(begin)

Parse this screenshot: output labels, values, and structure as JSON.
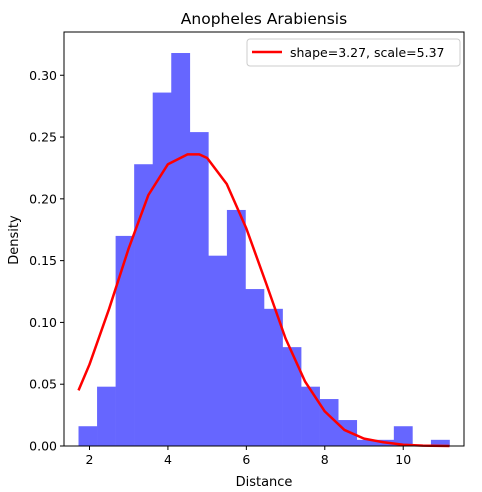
{
  "chart_data": {
    "type": "bar",
    "title": "Anopheles Arabiensis",
    "xlabel": "Distance",
    "ylabel": "Density",
    "xlim": [
      1.35,
      11.55
    ],
    "ylim": [
      0,
      0.335
    ],
    "xticks": [
      2,
      4,
      6,
      8,
      10
    ],
    "yticks": [
      0.0,
      0.05,
      0.1,
      0.15,
      0.2,
      0.25,
      0.3
    ],
    "ytick_labels": [
      "0.00",
      "0.05",
      "0.10",
      "0.15",
      "0.20",
      "0.25",
      "0.30"
    ],
    "legend_position": "top-right",
    "histogram": {
      "color": "#6666ff",
      "bin_edges": [
        1.72,
        2.193,
        2.666,
        3.139,
        3.612,
        4.085,
        4.558,
        5.031,
        5.504,
        5.977,
        6.45,
        6.923,
        7.396,
        7.869,
        8.342,
        8.815,
        9.288,
        9.761,
        10.234,
        10.707,
        11.18
      ],
      "densities": [
        0.016,
        0.048,
        0.17,
        0.228,
        0.286,
        0.318,
        0.254,
        0.154,
        0.191,
        0.127,
        0.111,
        0.08,
        0.048,
        0.038,
        0.021,
        0.005,
        0.005,
        0.016,
        0.0,
        0.005
      ]
    },
    "series": [
      {
        "name": "shape=3.27, scale=5.37",
        "type": "line",
        "color": "#ff0000",
        "x": [
          1.72,
          2.0,
          2.5,
          3.0,
          3.5,
          4.0,
          4.5,
          4.8,
          5.0,
          5.5,
          6.0,
          6.5,
          7.0,
          7.5,
          8.0,
          8.5,
          9.0,
          9.5,
          10.0,
          10.5,
          11.18
        ],
        "y": [
          0.045,
          0.066,
          0.111,
          0.16,
          0.203,
          0.228,
          0.236,
          0.236,
          0.233,
          0.212,
          0.176,
          0.132,
          0.087,
          0.052,
          0.028,
          0.013,
          0.006,
          0.003,
          0.001,
          0.0003,
          0.0
        ]
      }
    ]
  }
}
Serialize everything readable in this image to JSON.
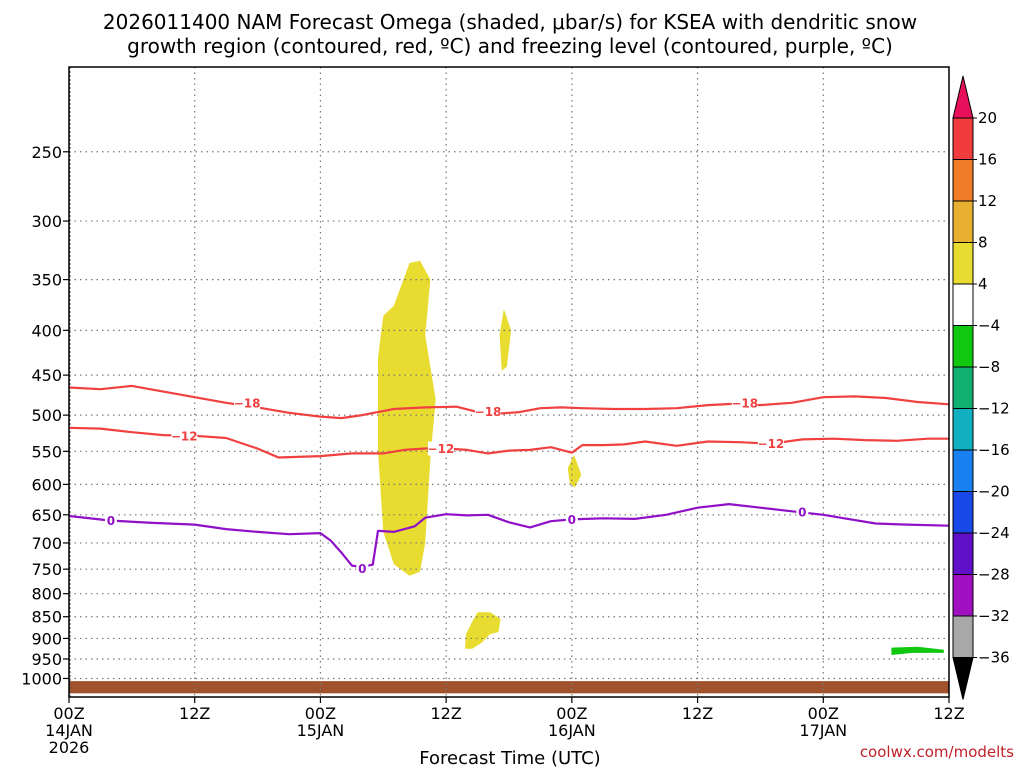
{
  "chart_data": {
    "type": "time-height cross section",
    "title_line1": "2026011400 NAM Forecast Omega (shaded, μbar/s) for KSEA with dendritic snow",
    "title_line2": "growth region (contoured, red, ºC) and freezing level (contoured, purple, ºC)",
    "xlabel": "Forecast Time (UTC)",
    "credit": "coolwx.com/modelts",
    "x_hours_range": [
      0,
      84
    ],
    "y_pressure_range_hpa": [
      1050,
      200
    ],
    "x_ticks": [
      {
        "hour": 0,
        "line1": "00Z",
        "line2": "14JAN",
        "line3": "2026"
      },
      {
        "hour": 12,
        "line1": "12Z",
        "line2": "",
        "line3": ""
      },
      {
        "hour": 24,
        "line1": "00Z",
        "line2": "15JAN",
        "line3": ""
      },
      {
        "hour": 36,
        "line1": "12Z",
        "line2": "",
        "line3": ""
      },
      {
        "hour": 48,
        "line1": "00Z",
        "line2": "16JAN",
        "line3": ""
      },
      {
        "hour": 60,
        "line1": "12Z",
        "line2": "",
        "line3": ""
      },
      {
        "hour": 72,
        "line1": "00Z",
        "line2": "17JAN",
        "line3": ""
      },
      {
        "hour": 84,
        "line1": "12Z",
        "line2": "",
        "line3": ""
      }
    ],
    "y_ticks": [
      250,
      300,
      350,
      400,
      450,
      500,
      550,
      600,
      650,
      700,
      750,
      800,
      850,
      900,
      950,
      1000
    ],
    "colorbar": {
      "levels": [
        "20",
        "16",
        "12",
        "8",
        "4",
        "−4",
        "−8",
        "−12",
        "−16",
        "−20",
        "−24",
        "−28",
        "−32",
        "−36"
      ],
      "colors": [
        "#e8105a",
        "#f03c3c",
        "#f07c28",
        "#e8b030",
        "#e8dc30",
        "#ffffff",
        "#10c810",
        "#10b070",
        "#10b0c0",
        "#1880f0",
        "#1848e8",
        "#6010c8",
        "#a010c0",
        "#a8a8a8",
        "#000000"
      ]
    },
    "contours": [
      {
        "name": "-18C isotherm",
        "label": "−18",
        "color": "#f04040",
        "points": [
          [
            0,
            465
          ],
          [
            3,
            467
          ],
          [
            6,
            463
          ],
          [
            9,
            470
          ],
          [
            12,
            477
          ],
          [
            15,
            484
          ],
          [
            18,
            490
          ],
          [
            21,
            497
          ],
          [
            24,
            502
          ],
          [
            26,
            504
          ],
          [
            28,
            500
          ],
          [
            31,
            492
          ],
          [
            34,
            490
          ],
          [
            37,
            489
          ],
          [
            39,
            496
          ],
          [
            41,
            498
          ],
          [
            43,
            496
          ],
          [
            45,
            491
          ],
          [
            47,
            490
          ],
          [
            49,
            491
          ],
          [
            52,
            492
          ],
          [
            55,
            492
          ],
          [
            58,
            491
          ],
          [
            61,
            487
          ],
          [
            64,
            485
          ],
          [
            66,
            487
          ],
          [
            69,
            484
          ],
          [
            72,
            477
          ],
          [
            75,
            476
          ],
          [
            78,
            478
          ],
          [
            81,
            483
          ],
          [
            84,
            486
          ]
        ]
      },
      {
        "name": "-12C isotherm",
        "label": "−12",
        "color": "#f04040",
        "points": [
          [
            0,
            517
          ],
          [
            3,
            518
          ],
          [
            6,
            523
          ],
          [
            9,
            527
          ],
          [
            12,
            528
          ],
          [
            15,
            531
          ],
          [
            18,
            546
          ],
          [
            20,
            559
          ],
          [
            24,
            557
          ],
          [
            27,
            553
          ],
          [
            30,
            553
          ],
          [
            32,
            548
          ],
          [
            35,
            545
          ],
          [
            38,
            548
          ],
          [
            40,
            553
          ],
          [
            42,
            549
          ],
          [
            44,
            548
          ],
          [
            46,
            544
          ],
          [
            48,
            552
          ],
          [
            49,
            541
          ],
          [
            51,
            541
          ],
          [
            53,
            540
          ],
          [
            55,
            536
          ],
          [
            58,
            542
          ],
          [
            61,
            536
          ],
          [
            64,
            537
          ],
          [
            67,
            539
          ],
          [
            70,
            533
          ],
          [
            73,
            532
          ],
          [
            76,
            534
          ],
          [
            79,
            535
          ],
          [
            82,
            532
          ],
          [
            84,
            532
          ]
        ]
      },
      {
        "name": "0C freezing level",
        "label": "0",
        "color": "#9010c8",
        "points": [
          [
            0,
            652
          ],
          [
            4,
            660
          ],
          [
            8,
            664
          ],
          [
            12,
            667
          ],
          [
            15,
            675
          ],
          [
            18,
            680
          ],
          [
            21,
            684
          ],
          [
            24,
            682
          ],
          [
            25,
            696
          ],
          [
            26,
            718
          ],
          [
            27,
            743
          ],
          [
            28,
            746
          ],
          [
            29,
            741
          ],
          [
            29.5,
            678
          ],
          [
            31,
            680
          ],
          [
            33,
            670
          ],
          [
            34,
            655
          ],
          [
            36,
            649
          ],
          [
            38,
            651
          ],
          [
            40,
            650
          ],
          [
            42,
            663
          ],
          [
            44,
            672
          ],
          [
            46,
            661
          ],
          [
            48,
            658
          ],
          [
            51,
            656
          ],
          [
            54,
            657
          ],
          [
            57,
            650
          ],
          [
            60,
            638
          ],
          [
            63,
            632
          ],
          [
            66,
            638
          ],
          [
            69,
            644
          ],
          [
            72,
            650
          ],
          [
            74,
            656
          ],
          [
            77,
            665
          ],
          [
            80,
            667
          ],
          [
            84,
            669
          ]
        ]
      }
    ],
    "contour_labels": [
      {
        "text": "−18",
        "hour": 17,
        "p": 484,
        "color": "#f04040"
      },
      {
        "text": "−18",
        "hour": 40,
        "p": 495,
        "color": "#f04040"
      },
      {
        "text": "−18",
        "hour": 64.5,
        "p": 484,
        "color": "#f04040"
      },
      {
        "text": "−12",
        "hour": 11,
        "p": 528,
        "color": "#f04040"
      },
      {
        "text": "−12",
        "hour": 35.5,
        "p": 546,
        "color": "#f04040"
      },
      {
        "text": "−12",
        "hour": 67,
        "p": 539,
        "color": "#f04040"
      },
      {
        "text": "0",
        "hour": 4,
        "p": 660,
        "color": "#9010c8"
      },
      {
        "text": "0",
        "hour": 28,
        "p": 749,
        "color": "#9010c8"
      },
      {
        "text": "0",
        "hour": 48,
        "p": 658,
        "color": "#9010c8"
      },
      {
        "text": "0",
        "hour": 70,
        "p": 645,
        "color": "#9010c8"
      }
    ],
    "shaded_regions": [
      {
        "name": "omega 4-8 main column",
        "color": "#e8dc30",
        "points": [
          [
            31,
            375
          ],
          [
            32.5,
            335
          ],
          [
            33.5,
            333
          ],
          [
            34.5,
            350
          ],
          [
            34,
            405
          ],
          [
            35,
            480
          ],
          [
            34.5,
            560
          ],
          [
            34,
            700
          ],
          [
            33.5,
            755
          ],
          [
            32.5,
            763
          ],
          [
            31,
            740
          ],
          [
            30,
            680
          ],
          [
            29.5,
            550
          ],
          [
            29.5,
            430
          ],
          [
            30,
            385
          ]
        ]
      },
      {
        "name": "omega 4-8 small cell upper",
        "color": "#e8dc30",
        "points": [
          [
            41.5,
            378
          ],
          [
            42.2,
            400
          ],
          [
            41.8,
            440
          ],
          [
            41.3,
            445
          ],
          [
            41.1,
            405
          ]
        ]
      },
      {
        "name": "omega 4-8 small cell mid",
        "color": "#e8dc30",
        "points": [
          [
            47.6,
            575
          ],
          [
            48.2,
            555
          ],
          [
            48.9,
            585
          ],
          [
            48.3,
            605
          ],
          [
            47.8,
            598
          ]
        ]
      },
      {
        "name": "omega 4-8 low cell",
        "color": "#e8dc30",
        "points": [
          [
            39,
            840
          ],
          [
            40.2,
            840
          ],
          [
            41.2,
            855
          ],
          [
            41,
            885
          ],
          [
            40.2,
            890
          ],
          [
            39.4,
            910
          ],
          [
            38.5,
            925
          ],
          [
            37.8,
            925
          ],
          [
            37.9,
            890
          ],
          [
            38.4,
            865
          ]
        ]
      },
      {
        "name": "omega -4 to -8 low cell",
        "color": "#10c810",
        "points": [
          [
            78.5,
            922
          ],
          [
            81,
            920
          ],
          [
            83.5,
            927
          ],
          [
            83.5,
            935
          ],
          [
            80.5,
            935
          ],
          [
            78.5,
            940
          ]
        ]
      }
    ],
    "ground_fill": {
      "color": "#a0522d",
      "top_p": 1007,
      "bottom_p": 1040
    }
  }
}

(end)

Task objective | Copy each line that contains the word "isotherm".

Result of this task |
        "name": "-18C isotherm",
        "name": "-12C isotherm",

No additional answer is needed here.